— start DATA SUPPLIED —

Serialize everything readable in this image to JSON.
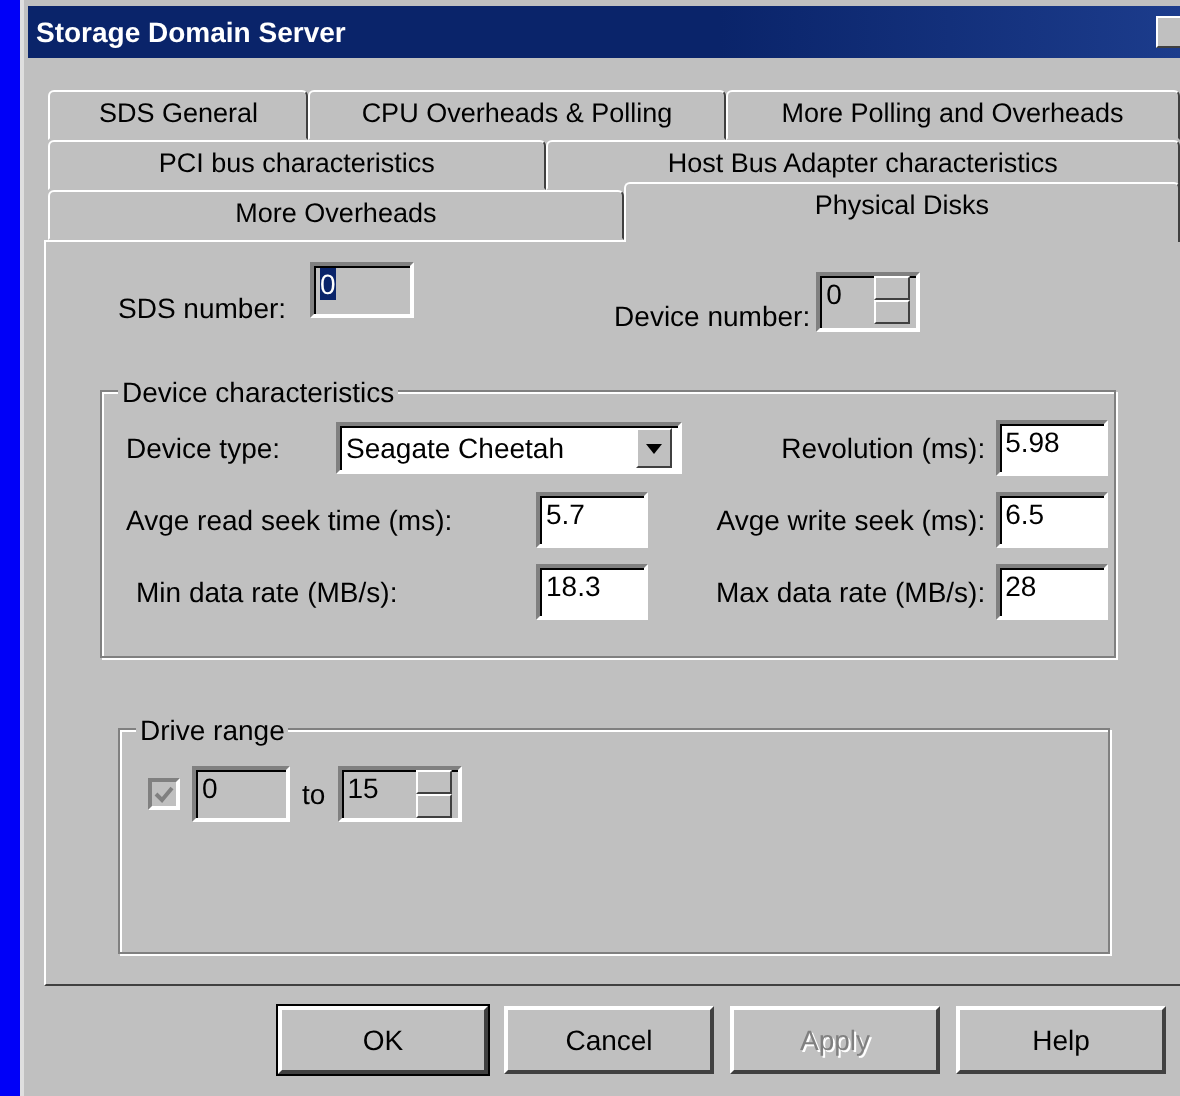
{
  "window": {
    "title": "Storage Domain Server"
  },
  "tabs": [
    [
      {
        "label": "SDS General",
        "selected": false
      },
      {
        "label": "CPU Overheads & Polling",
        "selected": false
      },
      {
        "label": "More Polling and Overheads",
        "selected": false
      }
    ],
    [
      {
        "label": "PCI bus characteristics",
        "selected": false
      },
      {
        "label": "Host Bus Adapter characteristics",
        "selected": false
      }
    ],
    [
      {
        "label": "More Overheads",
        "selected": false
      },
      {
        "label": "Physical Disks",
        "selected": true
      }
    ]
  ],
  "sds_number": {
    "label": "SDS number:",
    "value": "0",
    "disabled": true
  },
  "device_number": {
    "label": "Device number:",
    "value": "0",
    "disabled": true
  },
  "device_characteristics": {
    "title": "Device characteristics",
    "device_type": {
      "label": "Device type:",
      "value": "Seagate Cheetah"
    },
    "fields": [
      {
        "label": "Revolution (ms):",
        "value": "5.98"
      },
      {
        "label": "Avge read seek time (ms):",
        "value": "5.7"
      },
      {
        "label": "Avge write seek (ms):",
        "value": "6.5"
      },
      {
        "label": "Min data rate (MB/s):",
        "value": "18.3"
      },
      {
        "label": "Max data rate (MB/s):",
        "value": "28"
      }
    ]
  },
  "drive_range": {
    "title": "Drive range",
    "checked": true,
    "disabled": true,
    "from": "0",
    "to_label": "to",
    "to": "15"
  },
  "buttons": [
    {
      "label": "OK",
      "default": true,
      "disabled": false
    },
    {
      "label": "Cancel",
      "default": false,
      "disabled": false
    },
    {
      "label": "Apply",
      "default": false,
      "disabled": true
    },
    {
      "label": "Help",
      "default": false,
      "disabled": false
    }
  ]
}
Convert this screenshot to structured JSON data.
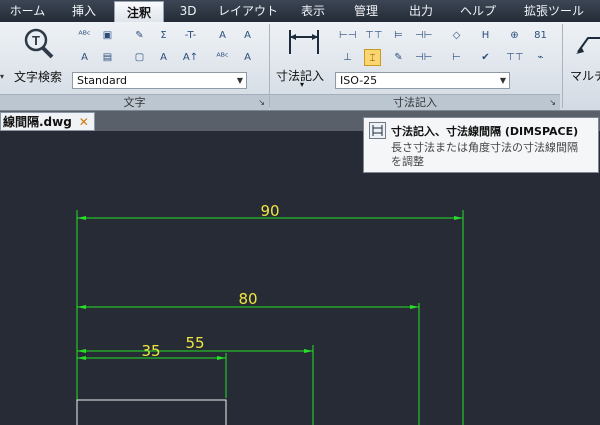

— end DATA SUPPLIED —

[THE EXERCISE]:
Copy out all of the material exactly as written, without its pictures.

[EXPECTED ANSWER]:
Serialize everything readable in this image to JSON.
{
  "window": {
    "title": "Storage Domain Server"
  },
  "tabs": [
    [
      {
        "label": "SDS General",
        "selected": false
      },
      {
        "label": "CPU Overheads & Polling",
        "selected": false
      },
      {
        "label": "More Polling and Overheads",
        "selected": false
      }
    ],
    [
      {
        "label": "PCI bus characteristics",
        "selected": false
      },
      {
        "label": "Host Bus Adapter characteristics",
        "selected": false
      }
    ],
    [
      {
        "label": "More Overheads",
        "selected": false
      },
      {
        "label": "Physical Disks",
        "selected": true
      }
    ]
  ],
  "sds_number": {
    "label": "SDS number:",
    "value": "0",
    "disabled": true
  },
  "device_number": {
    "label": "Device number:",
    "value": "0",
    "disabled": true
  },
  "device_characteristics": {
    "title": "Device characteristics",
    "device_type": {
      "label": "Device type:",
      "value": "Seagate Cheetah"
    },
    "fields": [
      {
        "label": "Revolution (ms):",
        "value": "5.98"
      },
      {
        "label": "Avge read seek time (ms):",
        "value": "5.7"
      },
      {
        "label": "Avge write seek (ms):",
        "value": "6.5"
      },
      {
        "label": "Min data rate (MB/s):",
        "value": "18.3"
      },
      {
        "label": "Max data rate (MB/s):",
        "value": "28"
      }
    ]
  },
  "drive_range": {
    "title": "Drive range",
    "checked": true,
    "disabled": true,
    "from": "0",
    "to_label": "to",
    "to": "15"
  },
  "buttons": [
    {
      "label": "OK",
      "default": true,
      "disabled": false
    },
    {
      "label": "Cancel",
      "default": false,
      "disabled": false
    },
    {
      "label": "Apply",
      "default": false,
      "disabled": true
    },
    {
      "label": "Help",
      "default": false,
      "disabled": false
    }
  ]
}
Convert this screenshot to structured JSON data.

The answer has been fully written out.